Every line of the entries below that includes "Unabhängigkeit" belongs in the answer, copied as written.

DATA -

○ ○ ○ ○ ○ ○ ○

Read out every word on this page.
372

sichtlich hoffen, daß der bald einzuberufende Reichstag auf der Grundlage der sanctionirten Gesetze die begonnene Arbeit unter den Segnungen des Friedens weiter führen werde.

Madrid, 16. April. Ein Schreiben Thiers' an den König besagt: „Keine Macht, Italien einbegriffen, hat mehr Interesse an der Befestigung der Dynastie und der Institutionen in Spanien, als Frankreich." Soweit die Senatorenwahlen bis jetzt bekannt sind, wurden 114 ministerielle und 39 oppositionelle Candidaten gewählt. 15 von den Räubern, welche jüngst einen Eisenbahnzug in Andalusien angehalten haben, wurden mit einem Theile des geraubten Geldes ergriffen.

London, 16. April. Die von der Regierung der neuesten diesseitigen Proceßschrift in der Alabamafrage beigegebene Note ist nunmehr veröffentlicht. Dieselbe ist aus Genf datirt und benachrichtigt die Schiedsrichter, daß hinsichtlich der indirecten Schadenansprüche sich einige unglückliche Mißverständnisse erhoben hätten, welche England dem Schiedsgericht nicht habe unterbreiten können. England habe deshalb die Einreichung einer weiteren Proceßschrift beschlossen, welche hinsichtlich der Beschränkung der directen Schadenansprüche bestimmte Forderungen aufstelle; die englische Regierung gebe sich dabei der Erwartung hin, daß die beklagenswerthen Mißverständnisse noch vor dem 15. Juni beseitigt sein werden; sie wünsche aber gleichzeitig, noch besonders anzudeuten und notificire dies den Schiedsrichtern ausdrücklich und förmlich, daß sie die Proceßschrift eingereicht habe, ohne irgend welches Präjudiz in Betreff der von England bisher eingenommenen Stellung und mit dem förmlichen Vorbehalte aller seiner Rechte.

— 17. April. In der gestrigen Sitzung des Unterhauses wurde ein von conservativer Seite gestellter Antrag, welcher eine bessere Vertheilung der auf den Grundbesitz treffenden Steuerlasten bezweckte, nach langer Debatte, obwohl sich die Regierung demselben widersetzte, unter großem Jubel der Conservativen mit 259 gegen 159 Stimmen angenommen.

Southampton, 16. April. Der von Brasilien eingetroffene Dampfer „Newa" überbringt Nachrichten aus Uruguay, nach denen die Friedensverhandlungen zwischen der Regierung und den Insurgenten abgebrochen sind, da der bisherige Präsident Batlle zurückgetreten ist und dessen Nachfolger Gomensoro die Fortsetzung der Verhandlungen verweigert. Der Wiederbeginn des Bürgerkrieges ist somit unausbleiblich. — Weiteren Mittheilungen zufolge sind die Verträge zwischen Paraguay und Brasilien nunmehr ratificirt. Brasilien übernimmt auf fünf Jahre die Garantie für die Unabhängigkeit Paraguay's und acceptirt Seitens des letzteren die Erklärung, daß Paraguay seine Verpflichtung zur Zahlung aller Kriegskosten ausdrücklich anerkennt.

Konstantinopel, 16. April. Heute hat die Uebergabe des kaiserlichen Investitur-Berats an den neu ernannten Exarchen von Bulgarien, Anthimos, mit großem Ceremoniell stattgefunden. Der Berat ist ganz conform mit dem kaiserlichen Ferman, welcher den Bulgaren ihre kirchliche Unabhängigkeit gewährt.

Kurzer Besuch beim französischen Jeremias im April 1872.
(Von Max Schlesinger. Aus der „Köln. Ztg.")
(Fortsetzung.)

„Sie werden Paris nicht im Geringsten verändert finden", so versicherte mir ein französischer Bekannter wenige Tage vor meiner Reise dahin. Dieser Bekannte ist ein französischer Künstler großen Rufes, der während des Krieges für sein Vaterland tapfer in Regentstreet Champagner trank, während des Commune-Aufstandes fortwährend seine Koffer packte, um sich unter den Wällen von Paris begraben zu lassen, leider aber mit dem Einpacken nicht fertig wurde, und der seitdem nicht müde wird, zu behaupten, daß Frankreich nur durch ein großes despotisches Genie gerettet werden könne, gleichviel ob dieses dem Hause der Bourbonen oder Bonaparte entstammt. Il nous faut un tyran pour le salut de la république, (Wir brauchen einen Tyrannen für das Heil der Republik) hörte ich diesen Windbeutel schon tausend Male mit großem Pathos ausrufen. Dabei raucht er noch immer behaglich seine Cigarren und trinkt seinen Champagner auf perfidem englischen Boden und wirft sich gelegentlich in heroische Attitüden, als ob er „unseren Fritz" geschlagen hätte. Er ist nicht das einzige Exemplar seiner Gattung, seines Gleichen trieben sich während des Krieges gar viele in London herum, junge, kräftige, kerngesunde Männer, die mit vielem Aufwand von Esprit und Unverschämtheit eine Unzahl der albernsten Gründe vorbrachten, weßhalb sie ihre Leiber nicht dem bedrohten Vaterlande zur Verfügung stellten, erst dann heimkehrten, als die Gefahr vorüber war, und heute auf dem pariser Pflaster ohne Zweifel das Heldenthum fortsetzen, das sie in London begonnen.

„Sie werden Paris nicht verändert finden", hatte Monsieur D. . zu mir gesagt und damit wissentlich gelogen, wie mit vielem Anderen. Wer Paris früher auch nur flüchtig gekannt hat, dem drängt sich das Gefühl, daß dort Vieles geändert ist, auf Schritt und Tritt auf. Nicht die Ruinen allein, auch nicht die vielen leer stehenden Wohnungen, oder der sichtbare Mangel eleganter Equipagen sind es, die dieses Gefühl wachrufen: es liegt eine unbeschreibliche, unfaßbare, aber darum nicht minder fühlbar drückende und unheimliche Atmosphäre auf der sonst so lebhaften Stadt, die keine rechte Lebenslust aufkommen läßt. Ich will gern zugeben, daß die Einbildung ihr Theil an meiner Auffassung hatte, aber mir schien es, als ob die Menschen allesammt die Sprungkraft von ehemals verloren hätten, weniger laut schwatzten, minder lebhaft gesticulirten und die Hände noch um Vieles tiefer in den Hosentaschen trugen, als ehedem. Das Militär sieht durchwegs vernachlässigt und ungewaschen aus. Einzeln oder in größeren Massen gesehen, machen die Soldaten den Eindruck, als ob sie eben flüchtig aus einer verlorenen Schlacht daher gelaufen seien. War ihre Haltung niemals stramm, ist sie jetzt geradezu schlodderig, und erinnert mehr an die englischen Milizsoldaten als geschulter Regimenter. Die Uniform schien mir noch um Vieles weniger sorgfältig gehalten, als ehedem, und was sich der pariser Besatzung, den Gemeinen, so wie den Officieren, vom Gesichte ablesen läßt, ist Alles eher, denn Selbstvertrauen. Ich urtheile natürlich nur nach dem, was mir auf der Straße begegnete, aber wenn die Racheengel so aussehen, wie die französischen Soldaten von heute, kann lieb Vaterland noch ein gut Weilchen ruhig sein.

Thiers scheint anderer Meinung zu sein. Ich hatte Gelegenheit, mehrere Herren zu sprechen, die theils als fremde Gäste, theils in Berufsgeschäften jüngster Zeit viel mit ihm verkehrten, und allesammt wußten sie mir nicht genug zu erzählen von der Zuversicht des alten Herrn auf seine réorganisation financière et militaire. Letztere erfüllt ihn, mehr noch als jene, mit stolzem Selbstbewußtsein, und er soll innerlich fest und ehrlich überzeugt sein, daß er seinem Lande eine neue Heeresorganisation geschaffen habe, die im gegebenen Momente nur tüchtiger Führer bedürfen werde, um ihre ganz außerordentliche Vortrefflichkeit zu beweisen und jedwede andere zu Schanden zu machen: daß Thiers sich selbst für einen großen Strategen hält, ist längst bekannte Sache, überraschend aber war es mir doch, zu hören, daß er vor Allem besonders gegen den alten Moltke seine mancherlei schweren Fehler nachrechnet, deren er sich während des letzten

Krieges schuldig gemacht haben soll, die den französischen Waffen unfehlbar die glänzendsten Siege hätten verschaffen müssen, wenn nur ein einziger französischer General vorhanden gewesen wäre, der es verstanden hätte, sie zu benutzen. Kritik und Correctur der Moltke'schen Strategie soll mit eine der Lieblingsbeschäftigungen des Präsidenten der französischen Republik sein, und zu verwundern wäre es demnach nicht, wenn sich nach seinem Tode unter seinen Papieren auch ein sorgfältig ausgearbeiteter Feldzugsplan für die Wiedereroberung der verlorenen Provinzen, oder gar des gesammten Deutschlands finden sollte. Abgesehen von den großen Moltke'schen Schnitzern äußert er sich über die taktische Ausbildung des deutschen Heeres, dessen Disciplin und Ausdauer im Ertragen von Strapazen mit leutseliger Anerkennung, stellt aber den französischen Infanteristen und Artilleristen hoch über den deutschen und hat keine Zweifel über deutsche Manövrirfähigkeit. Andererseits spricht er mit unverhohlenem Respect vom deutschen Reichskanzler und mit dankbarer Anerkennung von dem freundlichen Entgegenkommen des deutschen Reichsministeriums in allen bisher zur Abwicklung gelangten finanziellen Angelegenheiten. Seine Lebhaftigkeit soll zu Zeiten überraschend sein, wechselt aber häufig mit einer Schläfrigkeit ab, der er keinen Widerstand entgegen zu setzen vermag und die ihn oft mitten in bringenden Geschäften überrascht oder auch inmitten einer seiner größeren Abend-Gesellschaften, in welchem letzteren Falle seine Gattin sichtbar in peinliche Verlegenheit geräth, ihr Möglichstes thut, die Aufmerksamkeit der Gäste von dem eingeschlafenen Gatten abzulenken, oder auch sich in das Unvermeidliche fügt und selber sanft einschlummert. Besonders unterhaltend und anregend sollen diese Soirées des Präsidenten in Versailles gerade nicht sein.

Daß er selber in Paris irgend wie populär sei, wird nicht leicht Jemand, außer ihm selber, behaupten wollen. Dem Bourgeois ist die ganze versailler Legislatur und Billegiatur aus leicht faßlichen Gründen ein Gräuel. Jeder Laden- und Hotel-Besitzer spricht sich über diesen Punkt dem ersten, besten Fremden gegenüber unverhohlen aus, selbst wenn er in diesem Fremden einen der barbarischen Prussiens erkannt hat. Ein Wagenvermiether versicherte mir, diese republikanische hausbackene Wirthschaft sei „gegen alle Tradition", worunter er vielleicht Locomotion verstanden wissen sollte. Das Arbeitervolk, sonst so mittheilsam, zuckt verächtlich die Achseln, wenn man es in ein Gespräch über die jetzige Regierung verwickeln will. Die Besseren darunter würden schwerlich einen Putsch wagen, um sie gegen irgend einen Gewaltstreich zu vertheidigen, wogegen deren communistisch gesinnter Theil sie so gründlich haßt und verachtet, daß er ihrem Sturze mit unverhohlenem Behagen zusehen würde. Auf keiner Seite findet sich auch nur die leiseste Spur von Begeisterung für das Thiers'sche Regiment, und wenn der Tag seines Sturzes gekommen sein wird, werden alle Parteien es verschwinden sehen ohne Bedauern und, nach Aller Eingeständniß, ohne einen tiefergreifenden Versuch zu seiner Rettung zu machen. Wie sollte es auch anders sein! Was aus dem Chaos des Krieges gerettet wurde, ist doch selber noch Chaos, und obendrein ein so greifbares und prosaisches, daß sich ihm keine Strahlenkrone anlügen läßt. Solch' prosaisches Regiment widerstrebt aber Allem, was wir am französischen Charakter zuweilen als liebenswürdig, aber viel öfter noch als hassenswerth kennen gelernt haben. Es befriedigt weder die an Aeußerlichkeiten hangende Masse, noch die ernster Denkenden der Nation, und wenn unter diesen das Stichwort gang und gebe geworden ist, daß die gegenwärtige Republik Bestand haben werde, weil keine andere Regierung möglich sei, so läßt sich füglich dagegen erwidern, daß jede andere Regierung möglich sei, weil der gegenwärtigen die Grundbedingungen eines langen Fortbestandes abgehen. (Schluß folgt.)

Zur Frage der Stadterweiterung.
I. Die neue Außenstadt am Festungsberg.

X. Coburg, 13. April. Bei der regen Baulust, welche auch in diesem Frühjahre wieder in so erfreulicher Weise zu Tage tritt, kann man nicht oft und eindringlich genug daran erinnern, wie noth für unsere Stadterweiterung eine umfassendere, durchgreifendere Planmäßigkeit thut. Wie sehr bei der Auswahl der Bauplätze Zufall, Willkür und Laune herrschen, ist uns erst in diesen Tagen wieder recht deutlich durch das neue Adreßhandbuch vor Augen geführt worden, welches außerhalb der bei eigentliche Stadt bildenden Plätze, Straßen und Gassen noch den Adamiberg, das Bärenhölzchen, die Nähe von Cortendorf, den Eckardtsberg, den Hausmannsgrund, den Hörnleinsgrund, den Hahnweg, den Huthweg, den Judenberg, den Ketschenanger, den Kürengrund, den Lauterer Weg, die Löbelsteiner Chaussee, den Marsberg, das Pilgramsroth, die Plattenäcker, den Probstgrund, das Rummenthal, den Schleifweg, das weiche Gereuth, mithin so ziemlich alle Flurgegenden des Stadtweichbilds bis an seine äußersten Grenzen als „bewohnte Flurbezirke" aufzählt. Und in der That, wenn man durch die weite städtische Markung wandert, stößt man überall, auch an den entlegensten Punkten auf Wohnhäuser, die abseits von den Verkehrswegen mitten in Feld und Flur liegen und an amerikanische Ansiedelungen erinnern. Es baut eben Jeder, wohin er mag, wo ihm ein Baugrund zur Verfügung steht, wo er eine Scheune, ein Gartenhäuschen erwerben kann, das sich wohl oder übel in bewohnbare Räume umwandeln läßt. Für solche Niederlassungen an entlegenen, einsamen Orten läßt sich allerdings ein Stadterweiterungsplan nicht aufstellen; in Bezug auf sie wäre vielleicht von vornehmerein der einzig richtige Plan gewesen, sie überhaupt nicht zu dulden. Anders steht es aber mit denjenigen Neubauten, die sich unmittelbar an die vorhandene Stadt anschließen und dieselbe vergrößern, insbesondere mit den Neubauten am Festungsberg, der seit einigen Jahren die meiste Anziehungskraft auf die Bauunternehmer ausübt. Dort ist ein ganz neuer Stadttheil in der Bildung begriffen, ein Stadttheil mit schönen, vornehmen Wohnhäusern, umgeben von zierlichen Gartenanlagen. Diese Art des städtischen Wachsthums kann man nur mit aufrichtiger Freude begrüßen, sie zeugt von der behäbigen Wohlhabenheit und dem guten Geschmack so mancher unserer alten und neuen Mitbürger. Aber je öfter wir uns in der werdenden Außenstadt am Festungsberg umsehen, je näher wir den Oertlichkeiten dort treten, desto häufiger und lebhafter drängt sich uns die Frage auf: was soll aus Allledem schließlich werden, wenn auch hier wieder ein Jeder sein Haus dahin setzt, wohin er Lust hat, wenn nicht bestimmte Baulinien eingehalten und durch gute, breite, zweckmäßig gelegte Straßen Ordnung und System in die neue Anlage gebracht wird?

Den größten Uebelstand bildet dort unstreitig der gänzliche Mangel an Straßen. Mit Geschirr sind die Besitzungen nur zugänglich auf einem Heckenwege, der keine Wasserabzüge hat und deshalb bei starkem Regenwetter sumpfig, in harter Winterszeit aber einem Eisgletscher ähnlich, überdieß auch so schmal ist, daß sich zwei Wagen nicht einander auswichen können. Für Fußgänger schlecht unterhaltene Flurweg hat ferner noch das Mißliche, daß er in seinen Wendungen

○ ○ ○ ○ ○ ○ ○

RESPONSE BOX -
Southampton, 16. April. Der von Brasilien eingetroffene Dampfer „Newa" überbringt Nachrichten aus Uruguay, nach denen die Friedensverhandlungen zwischen der Regierung und den Insurgenten abgebrochen sind, da der bisherige Präsident Batlle zurückgetreten ist und dessen Nachfolger Gomensoro die Fortsetzung der Verhandlungen verweigert. Der Wiederbeginn des Bürgerkrieges ist somit unausbleiblich. — Weiteren Mittheilungen zufolge sind die Verträge zwischen Paraguay und Brasilien nunmehr ratificirt. Brasilien übernimmt auf fünf Jahre die Garantie für die Unabhängigkeit Paraguay's und acceptirt Seitens des letzteren die Erklärung, daß Paraguay seine Verpflichtung zur Zahlung aller Kriegskosten ausdrücklich anerkennt.
Konstantinopel, 16. April. Heute hat die Uebergabe des kaiserlichen Investitur-Berats an den neu ernannten Exarchen von Bulgarien, Anthimos, mit großem Ceremoniell stattgefunden. Der Berat ist ganz conform mit dem kaiserlichen Ferman, welcher den Bulgaren ihre kirchliche Unabhängigkeit gewährt.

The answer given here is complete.